**DATA EXTRACT:**
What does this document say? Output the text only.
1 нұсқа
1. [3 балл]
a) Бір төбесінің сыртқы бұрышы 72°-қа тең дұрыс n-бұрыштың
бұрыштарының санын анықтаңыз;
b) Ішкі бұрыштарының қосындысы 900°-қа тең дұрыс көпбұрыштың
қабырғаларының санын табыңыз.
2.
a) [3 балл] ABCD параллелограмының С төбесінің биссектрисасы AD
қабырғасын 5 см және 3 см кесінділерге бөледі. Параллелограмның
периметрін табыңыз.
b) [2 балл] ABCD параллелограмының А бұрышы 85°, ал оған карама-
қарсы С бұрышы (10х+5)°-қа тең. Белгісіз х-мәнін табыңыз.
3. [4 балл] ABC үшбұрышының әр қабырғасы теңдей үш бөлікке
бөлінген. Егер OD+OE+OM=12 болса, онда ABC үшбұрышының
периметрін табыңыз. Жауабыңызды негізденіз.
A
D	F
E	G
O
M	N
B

**EXERCISE:** State how many lines of the listing above hold the word "периметрін", with nothing but the number.

**TASK ANSWER:** 2